[Aim] In the entries below, count every line with the string "西安市雁塔区李翠红建材装饰经销部". State the count and nothing else.

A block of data
************
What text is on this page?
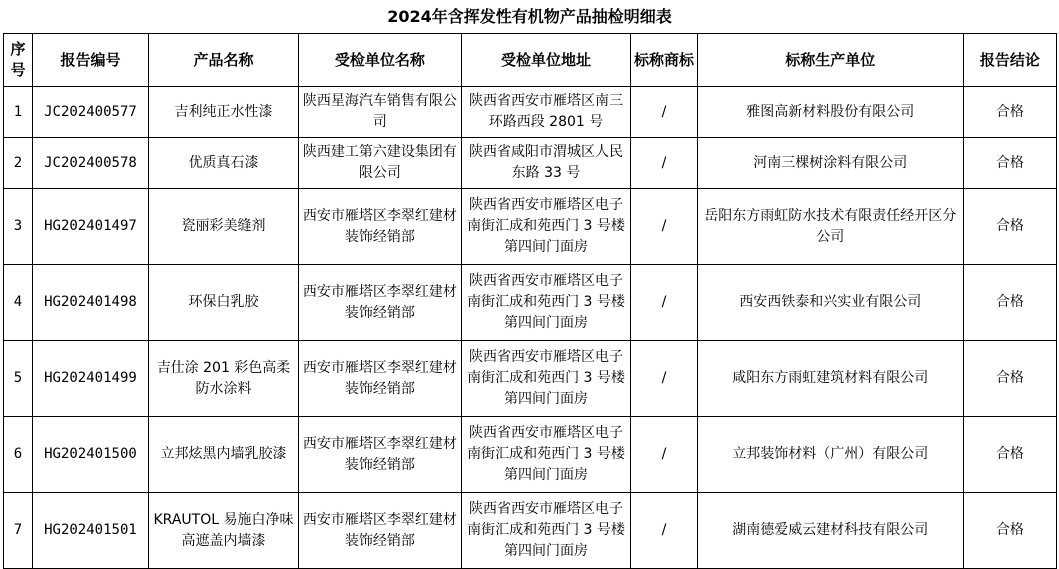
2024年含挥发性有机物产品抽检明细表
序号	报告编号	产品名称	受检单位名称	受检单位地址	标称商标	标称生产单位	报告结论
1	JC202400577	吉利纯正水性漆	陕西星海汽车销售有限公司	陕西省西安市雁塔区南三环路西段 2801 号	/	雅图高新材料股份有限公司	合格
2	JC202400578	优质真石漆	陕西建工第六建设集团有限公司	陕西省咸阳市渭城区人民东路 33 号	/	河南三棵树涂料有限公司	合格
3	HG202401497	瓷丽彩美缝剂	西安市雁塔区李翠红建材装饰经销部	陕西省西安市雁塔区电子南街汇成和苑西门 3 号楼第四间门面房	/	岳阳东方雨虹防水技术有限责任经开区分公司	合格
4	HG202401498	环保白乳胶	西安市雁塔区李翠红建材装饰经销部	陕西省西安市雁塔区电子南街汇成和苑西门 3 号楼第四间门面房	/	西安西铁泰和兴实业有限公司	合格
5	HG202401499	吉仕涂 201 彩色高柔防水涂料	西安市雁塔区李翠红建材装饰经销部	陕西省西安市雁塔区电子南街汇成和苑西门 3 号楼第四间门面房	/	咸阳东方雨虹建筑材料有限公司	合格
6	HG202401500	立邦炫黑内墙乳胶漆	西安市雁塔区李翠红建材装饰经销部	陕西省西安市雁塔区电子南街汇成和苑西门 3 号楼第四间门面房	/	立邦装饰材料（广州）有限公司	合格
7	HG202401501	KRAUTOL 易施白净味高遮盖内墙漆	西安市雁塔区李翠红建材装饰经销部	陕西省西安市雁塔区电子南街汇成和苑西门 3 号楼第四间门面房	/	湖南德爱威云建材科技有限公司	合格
************
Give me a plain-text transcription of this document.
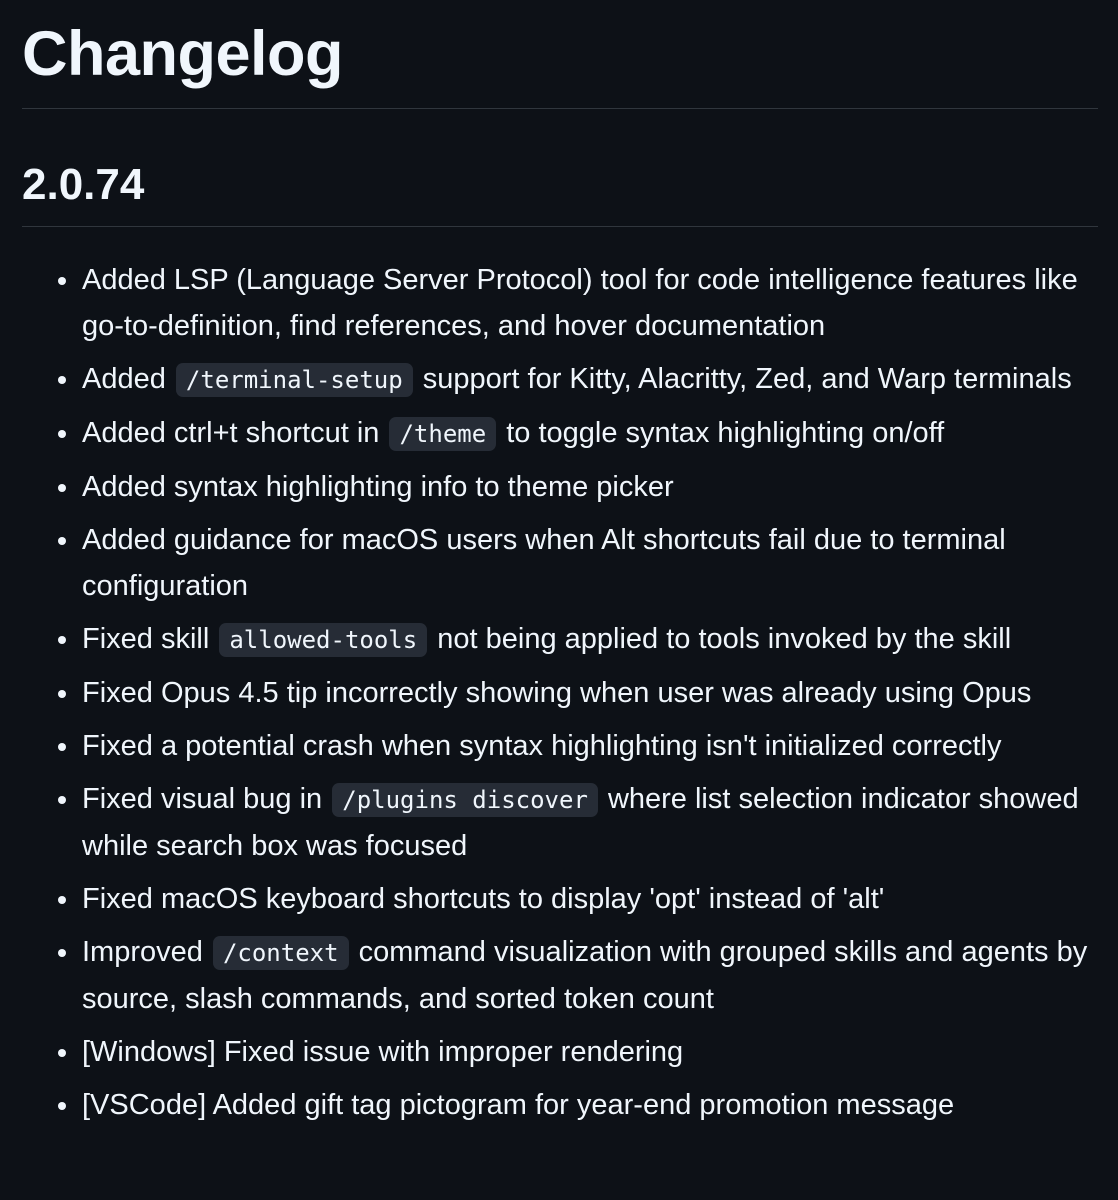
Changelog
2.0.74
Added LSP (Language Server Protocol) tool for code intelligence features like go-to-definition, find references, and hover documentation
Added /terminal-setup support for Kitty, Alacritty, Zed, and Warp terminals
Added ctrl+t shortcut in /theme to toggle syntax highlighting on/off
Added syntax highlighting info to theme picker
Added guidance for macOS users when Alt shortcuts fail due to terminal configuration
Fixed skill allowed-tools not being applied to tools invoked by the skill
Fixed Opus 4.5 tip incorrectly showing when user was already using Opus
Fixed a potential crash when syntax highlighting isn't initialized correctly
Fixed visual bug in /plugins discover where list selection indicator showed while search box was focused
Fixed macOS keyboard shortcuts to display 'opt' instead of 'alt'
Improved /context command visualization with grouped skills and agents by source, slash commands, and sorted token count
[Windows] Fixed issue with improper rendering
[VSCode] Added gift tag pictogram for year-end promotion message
************
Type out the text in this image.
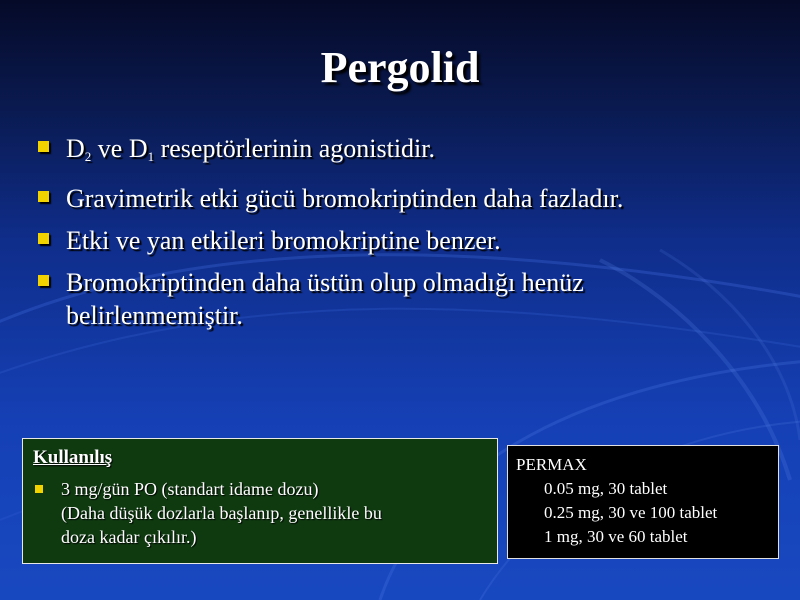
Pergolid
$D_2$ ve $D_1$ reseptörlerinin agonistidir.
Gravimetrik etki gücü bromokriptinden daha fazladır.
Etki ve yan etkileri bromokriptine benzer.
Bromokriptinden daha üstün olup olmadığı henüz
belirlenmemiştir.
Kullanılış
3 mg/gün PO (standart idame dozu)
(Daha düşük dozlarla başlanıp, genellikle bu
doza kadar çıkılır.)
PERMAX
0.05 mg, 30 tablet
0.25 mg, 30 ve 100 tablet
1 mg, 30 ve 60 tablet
************
[Correct output] 5